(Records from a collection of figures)
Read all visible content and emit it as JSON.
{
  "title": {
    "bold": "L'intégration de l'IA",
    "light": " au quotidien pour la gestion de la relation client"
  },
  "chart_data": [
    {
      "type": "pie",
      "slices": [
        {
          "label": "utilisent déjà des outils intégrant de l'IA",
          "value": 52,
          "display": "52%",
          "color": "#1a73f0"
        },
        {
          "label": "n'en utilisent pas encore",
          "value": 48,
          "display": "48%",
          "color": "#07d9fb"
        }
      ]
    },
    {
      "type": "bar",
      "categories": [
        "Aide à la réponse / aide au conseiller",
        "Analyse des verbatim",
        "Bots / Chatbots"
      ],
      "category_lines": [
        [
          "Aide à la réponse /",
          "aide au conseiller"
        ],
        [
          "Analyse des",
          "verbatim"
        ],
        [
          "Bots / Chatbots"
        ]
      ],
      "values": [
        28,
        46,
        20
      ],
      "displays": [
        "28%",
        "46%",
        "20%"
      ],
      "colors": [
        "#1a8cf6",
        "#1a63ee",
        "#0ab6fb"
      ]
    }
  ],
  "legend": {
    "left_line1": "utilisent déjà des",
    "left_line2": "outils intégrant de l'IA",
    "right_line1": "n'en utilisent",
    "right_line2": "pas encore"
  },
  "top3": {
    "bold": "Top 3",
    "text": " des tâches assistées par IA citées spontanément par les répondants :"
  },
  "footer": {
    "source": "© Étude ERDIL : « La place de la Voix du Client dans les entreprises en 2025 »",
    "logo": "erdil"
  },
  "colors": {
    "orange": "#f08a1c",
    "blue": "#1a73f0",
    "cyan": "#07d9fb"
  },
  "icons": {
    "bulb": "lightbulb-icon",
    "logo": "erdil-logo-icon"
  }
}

### Objective
Repeat the data precisely, reproducing every entry.

### Exercise output
Read all visible content and emit it as JSON.
{
  "title": {
    "bold": "L'intégration de l'IA",
    "light": " au quotidien pour la gestion de la relation client"
  },
  "chart_data": [
    {
      "type": "pie",
      "slices": [
        {
          "label": "utilisent déjà des outils intégrant de l'IA",
          "value": 52,
          "display": "52%",
          "color": "#1a73f0"
        },
        {
          "label": "n'en utilisent pas encore",
          "value": 48,
          "display": "48%",
          "color": "#07d9fb"
        }
      ]
    },
    {
      "type": "bar",
      "categories": [
        "Aide à la réponse / aide au conseiller",
        "Analyse des verbatim",
        "Bots / Chatbots"
      ],
      "category_lines": [
        [
          "Aide à la réponse /",
          "aide au conseiller"
        ],
        [
          "Analyse des",
          "verbatim"
        ],
        [
          "Bots / Chatbots"
        ]
      ],
      "values": [
        28,
        46,
        20
      ],
      "displays": [
        "28%",
        "46%",
        "20%"
      ],
      "colors": [
        "#1a8cf6",
        "#1a63ee",
        "#0ab6fb"
      ]
    }
  ],
  "legend": {
    "left_line1": "utilisent déjà des",
    "left_line2": "outils intégrant de l'IA",
    "right_line1": "n'en utilisent",
    "right_line2": "pas encore"
  },
  "top3": {
    "bold": "Top 3",
    "text": " des tâches assistées par IA citées spontanément par les répondants :"
  },
  "footer": {
    "source": "© Étude ERDIL : « La place de la Voix du Client dans les entreprises en 2025 »",
    "logo": "erdil"
  },
  "colors": {
    "orange": "#f08a1c",
    "blue": "#1a73f0",
    "cyan": "#07d9fb"
  },
  "icons": {
    "bulb": "lightbulb-icon",
    "logo": "erdil-logo-icon"
  }
}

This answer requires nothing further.